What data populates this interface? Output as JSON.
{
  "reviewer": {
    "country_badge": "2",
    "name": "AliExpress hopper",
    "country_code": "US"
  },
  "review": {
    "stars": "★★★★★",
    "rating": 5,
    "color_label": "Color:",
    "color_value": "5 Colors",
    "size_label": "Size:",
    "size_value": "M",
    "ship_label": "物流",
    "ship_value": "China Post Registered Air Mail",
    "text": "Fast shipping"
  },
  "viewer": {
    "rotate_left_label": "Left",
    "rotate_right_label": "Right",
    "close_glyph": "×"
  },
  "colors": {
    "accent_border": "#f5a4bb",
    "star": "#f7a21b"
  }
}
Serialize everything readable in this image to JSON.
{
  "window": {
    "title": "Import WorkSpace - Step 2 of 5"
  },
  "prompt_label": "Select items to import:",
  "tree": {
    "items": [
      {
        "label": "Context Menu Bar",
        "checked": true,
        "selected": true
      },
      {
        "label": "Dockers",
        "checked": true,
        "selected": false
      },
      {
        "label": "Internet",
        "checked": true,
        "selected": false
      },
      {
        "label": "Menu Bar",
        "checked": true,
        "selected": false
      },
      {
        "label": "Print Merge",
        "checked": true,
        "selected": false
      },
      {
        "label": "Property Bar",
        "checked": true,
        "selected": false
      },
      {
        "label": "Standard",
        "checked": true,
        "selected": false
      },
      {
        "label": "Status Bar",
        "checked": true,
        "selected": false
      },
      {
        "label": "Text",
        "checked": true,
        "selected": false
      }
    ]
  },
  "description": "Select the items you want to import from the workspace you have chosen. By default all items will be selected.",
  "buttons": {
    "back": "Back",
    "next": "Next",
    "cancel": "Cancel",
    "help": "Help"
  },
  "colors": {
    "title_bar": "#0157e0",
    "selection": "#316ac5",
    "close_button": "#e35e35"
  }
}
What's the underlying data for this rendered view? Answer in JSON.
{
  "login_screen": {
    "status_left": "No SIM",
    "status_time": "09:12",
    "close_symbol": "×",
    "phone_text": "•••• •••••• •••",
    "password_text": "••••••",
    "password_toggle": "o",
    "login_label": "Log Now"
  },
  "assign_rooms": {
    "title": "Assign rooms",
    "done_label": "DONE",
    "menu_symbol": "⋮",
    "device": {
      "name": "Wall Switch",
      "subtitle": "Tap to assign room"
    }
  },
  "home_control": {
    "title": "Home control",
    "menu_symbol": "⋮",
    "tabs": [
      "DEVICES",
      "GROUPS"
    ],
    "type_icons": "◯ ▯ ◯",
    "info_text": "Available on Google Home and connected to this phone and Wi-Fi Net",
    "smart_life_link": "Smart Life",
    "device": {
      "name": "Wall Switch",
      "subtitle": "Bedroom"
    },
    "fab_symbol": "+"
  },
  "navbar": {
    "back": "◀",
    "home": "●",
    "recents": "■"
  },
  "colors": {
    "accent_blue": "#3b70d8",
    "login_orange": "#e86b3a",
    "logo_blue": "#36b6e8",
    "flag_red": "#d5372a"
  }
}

## [Goal of the exercise]
Each line of the listing should be copied exactly.

## [Task response]
What data populates this interface? Output as JSON.
{
  "reviewer": {
    "country_badge": "2",
    "name": "AliExpress hopper",
    "country_code": "US"
  },
  "review": {
    "stars": "★★★★★",
    "rating": 5,
    "color_label": "Color:",
    "color_value": "5 Colors",
    "size_label": "Size:",
    "size_value": "M",
    "ship_label": "物流",
    "ship_value": "China Post Registered Air Mail",
    "text": "Fast shipping"
  },
  "viewer": {
    "rotate_left_label": "Left",
    "rotate_right_label": "Right",
    "close_glyph": "×"
  },
  "colors": {
    "accent_border": "#f5a4bb",
    "star": "#f7a21b"
  }
}
Serialize everything readable in this image to JSON.
{
  "window": {
    "title": "Import WorkSpace - Step 2 of 5"
  },
  "prompt_label": "Select items to import:",
  "tree": {
    "items": [
      {
        "label": "Context Menu Bar",
        "checked": true,
        "selected": true
      },
      {
        "label": "Dockers",
        "checked": true,
        "selected": false
      },
      {
        "label": "Internet",
        "checked": true,
        "selected": false
      },
      {
        "label": "Menu Bar",
        "checked": true,
        "selected": false
      },
      {
        "label": "Print Merge",
        "checked": true,
        "selected": false
      },
      {
        "label": "Property Bar",
        "checked": true,
        "selected": false
      },
      {
        "label": "Standard",
        "checked": true,
        "selected": false
      },
      {
        "label": "Status Bar",
        "checked": true,
        "selected": false
      },
      {
        "label": "Text",
        "checked": true,
        "selected": false
      }
    ]
  },
  "description": "Select the items you want to import from the workspace you have chosen. By default all items will be selected.",
  "buttons": {
    "back": "Back",
    "next": "Next",
    "cancel": "Cancel",
    "help": "Help"
  },
  "colors": {
    "title_bar": "#0157e0",
    "selection": "#316ac5",
    "close_button": "#e35e35"
  }
}
What's the underlying data for this rendered view? Answer in JSON.
{
  "login_screen": {
    "status_left": "No SIM",
    "status_time": "09:12",
    "close_symbol": "×",
    "phone_text": "•••• •••••• •••",
    "password_text": "••••••",
    "password_toggle": "o",
    "login_label": "Log Now"
  },
  "assign_rooms": {
    "title": "Assign rooms",
    "done_label": "DONE",
    "menu_symbol": "⋮",
    "device": {
      "name": "Wall Switch",
      "subtitle": "Tap to assign room"
    }
  },
  "home_control": {
    "title": "Home control",
    "menu_symbol": "⋮",
    "tabs": [
      "DEVICES",
      "GROUPS"
    ],
    "type_icons": "◯ ▯ ◯",
    "info_text": "Available on Google Home and connected to this phone and Wi-Fi Net",
    "smart_life_link": "Smart Life",
    "device": {
      "name": "Wall Switch",
      "subtitle": "Bedroom"
    },
    "fab_symbol": "+"
  },
  "navbar": {
    "back": "◀",
    "home": "●",
    "recents": "■"
  },
  "colors": {
    "accent_blue": "#3b70d8",
    "login_orange": "#e86b3a",
    "logo_blue": "#36b6e8",
    "flag_red": "#d5372a"
  }
}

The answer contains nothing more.